── Text segment ──
After 15 minutes of inactivity, the encrypted space will be closed and require you to repeat this process.

Because the secure space is made available to running jobs (see the Job Directories section for details), it is necessary to prompt for authentication when the user submits a job. When using the qsub command to submit a job, you will be prompted to authenticate using your NetID password and Duo TFA, like when logging in. When submitting multiple jobs simultaneously (such as in a script), a single authentication will be stored for up to 5 minutes (this uses the same mechanism as the sudo command when mounting the secure project storage, so one authentication will be sufficient for both types of commands for the 5-minute window).

Do consider the amount of jobs you intend to submit. It is possible that you may attempt to submit too many jobs in the five-minute period, which will require re-authentication.

In cases where the secure project space is unnecessary for a job, you may submit to jobs to the nosecurespace queue to avoid authentication. This queue does not automatically mount a secured project space and will not require you to authenticate. To run a job in the nosecurespace queue, use a command like the following.
───
── Items ──
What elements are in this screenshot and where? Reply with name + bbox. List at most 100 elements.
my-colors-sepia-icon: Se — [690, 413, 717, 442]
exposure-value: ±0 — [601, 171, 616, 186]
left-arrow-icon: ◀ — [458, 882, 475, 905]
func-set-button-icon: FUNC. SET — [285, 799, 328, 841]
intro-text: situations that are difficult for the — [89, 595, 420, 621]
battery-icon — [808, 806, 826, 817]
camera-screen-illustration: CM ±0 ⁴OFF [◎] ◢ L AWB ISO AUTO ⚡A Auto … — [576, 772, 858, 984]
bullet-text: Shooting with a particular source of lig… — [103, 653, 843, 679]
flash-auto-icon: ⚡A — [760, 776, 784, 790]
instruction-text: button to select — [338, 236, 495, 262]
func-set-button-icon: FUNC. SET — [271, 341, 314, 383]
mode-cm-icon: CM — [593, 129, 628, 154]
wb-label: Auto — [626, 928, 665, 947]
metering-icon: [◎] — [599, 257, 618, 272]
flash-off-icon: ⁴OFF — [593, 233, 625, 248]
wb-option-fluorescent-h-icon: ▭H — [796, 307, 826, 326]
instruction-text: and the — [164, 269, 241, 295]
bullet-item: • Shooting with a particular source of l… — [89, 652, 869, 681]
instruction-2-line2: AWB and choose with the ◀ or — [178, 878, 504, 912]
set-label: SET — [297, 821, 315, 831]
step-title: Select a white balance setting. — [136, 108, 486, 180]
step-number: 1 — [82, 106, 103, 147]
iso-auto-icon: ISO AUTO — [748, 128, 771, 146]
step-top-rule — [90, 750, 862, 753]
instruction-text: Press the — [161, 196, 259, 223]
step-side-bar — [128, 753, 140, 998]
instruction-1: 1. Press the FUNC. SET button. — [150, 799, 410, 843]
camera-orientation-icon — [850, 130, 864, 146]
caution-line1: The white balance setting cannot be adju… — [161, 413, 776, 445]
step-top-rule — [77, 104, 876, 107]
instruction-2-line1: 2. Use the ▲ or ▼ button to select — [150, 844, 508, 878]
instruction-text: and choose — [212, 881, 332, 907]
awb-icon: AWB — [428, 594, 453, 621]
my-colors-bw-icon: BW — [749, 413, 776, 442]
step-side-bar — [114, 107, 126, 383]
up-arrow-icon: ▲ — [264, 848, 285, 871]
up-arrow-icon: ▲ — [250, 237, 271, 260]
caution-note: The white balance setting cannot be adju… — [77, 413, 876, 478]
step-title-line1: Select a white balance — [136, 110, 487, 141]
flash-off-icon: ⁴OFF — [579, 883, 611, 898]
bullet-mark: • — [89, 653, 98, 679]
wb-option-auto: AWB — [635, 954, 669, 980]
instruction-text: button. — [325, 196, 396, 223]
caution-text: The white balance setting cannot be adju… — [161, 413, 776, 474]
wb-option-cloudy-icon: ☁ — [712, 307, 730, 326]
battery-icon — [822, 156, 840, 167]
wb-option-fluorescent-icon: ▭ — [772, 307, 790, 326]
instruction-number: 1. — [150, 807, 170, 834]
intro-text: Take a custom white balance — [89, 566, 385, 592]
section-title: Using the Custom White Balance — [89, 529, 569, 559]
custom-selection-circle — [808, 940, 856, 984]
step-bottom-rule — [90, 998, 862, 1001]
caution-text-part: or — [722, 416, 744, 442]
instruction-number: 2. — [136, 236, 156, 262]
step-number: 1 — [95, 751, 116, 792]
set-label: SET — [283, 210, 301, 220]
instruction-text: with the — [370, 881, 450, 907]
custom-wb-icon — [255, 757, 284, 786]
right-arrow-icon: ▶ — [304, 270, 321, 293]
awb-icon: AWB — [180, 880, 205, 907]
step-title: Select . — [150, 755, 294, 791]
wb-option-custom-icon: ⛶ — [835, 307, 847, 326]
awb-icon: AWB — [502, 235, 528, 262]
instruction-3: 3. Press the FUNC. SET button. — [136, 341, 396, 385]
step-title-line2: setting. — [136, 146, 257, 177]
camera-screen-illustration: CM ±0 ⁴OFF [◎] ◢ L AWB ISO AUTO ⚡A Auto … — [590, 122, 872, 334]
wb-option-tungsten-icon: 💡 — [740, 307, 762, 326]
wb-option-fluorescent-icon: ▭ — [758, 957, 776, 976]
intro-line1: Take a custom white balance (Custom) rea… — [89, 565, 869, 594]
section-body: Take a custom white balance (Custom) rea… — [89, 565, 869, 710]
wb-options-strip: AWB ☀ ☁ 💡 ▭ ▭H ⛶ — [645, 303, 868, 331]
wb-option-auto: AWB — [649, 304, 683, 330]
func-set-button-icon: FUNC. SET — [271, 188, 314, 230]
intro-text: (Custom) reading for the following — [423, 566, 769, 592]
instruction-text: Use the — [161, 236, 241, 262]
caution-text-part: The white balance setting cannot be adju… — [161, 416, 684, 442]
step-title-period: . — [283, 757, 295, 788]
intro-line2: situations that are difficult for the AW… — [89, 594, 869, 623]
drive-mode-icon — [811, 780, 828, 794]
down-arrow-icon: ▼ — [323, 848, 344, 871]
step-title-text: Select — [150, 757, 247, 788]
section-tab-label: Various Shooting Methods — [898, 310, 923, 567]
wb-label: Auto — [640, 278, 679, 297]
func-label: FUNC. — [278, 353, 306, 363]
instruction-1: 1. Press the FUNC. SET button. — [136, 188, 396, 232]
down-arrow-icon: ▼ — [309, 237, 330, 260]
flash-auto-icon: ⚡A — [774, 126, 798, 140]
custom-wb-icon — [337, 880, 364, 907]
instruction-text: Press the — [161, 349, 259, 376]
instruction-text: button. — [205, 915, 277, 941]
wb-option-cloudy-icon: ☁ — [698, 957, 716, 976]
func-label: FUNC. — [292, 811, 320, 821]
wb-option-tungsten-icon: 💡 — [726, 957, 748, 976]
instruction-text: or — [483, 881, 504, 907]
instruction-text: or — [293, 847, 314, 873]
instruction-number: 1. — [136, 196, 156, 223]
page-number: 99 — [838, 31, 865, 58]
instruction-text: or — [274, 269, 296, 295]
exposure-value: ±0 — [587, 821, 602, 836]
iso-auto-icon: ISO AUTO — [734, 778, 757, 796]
───
§ What is expected: Resume the passage on submitting jobs with secure project storage, starting right after its final sentence. You can skip the rows; they play no part here.

§ Exercise response:
qsub –I –A <projectname> -l nodes=<nodes> -q nosecurespace

In this example, the qsub command is used to submit an interactive job on the nosecurespace queue. Change the and arguments to your own project folder name and node specification. For more information on the qsub command, type man qsub to read through its manual pages or type qsub -? to view the options available to the command.


Job Directories

Jobs should be submitted from within a directory in the Lustre file system. Always execute cd $PBS_O_WORKDIR as the first command in your shell script. An example of this appears in the Batch Script section. Please refer to the PBS Environment Variables section for further details. Documentation that describes PBS options can be used for more complex job scripts. The following storage spaces are available to running jobs:

  • /projects/<projectname> - This is the encrypted space for the project under which the job is being run. It is mounted automatically on the head node of the job and is unmounted automatically at job completion. Due to the encryption layer, read and write performance to this space is very poor. It is recommended that jobs requiring many reads or writes utilize the scratch space described next, copying initial data from the secure space to the scratch space at the start, and copying results back into either the secured or unsecured (depending on the nature of the data) spaces before the job completes.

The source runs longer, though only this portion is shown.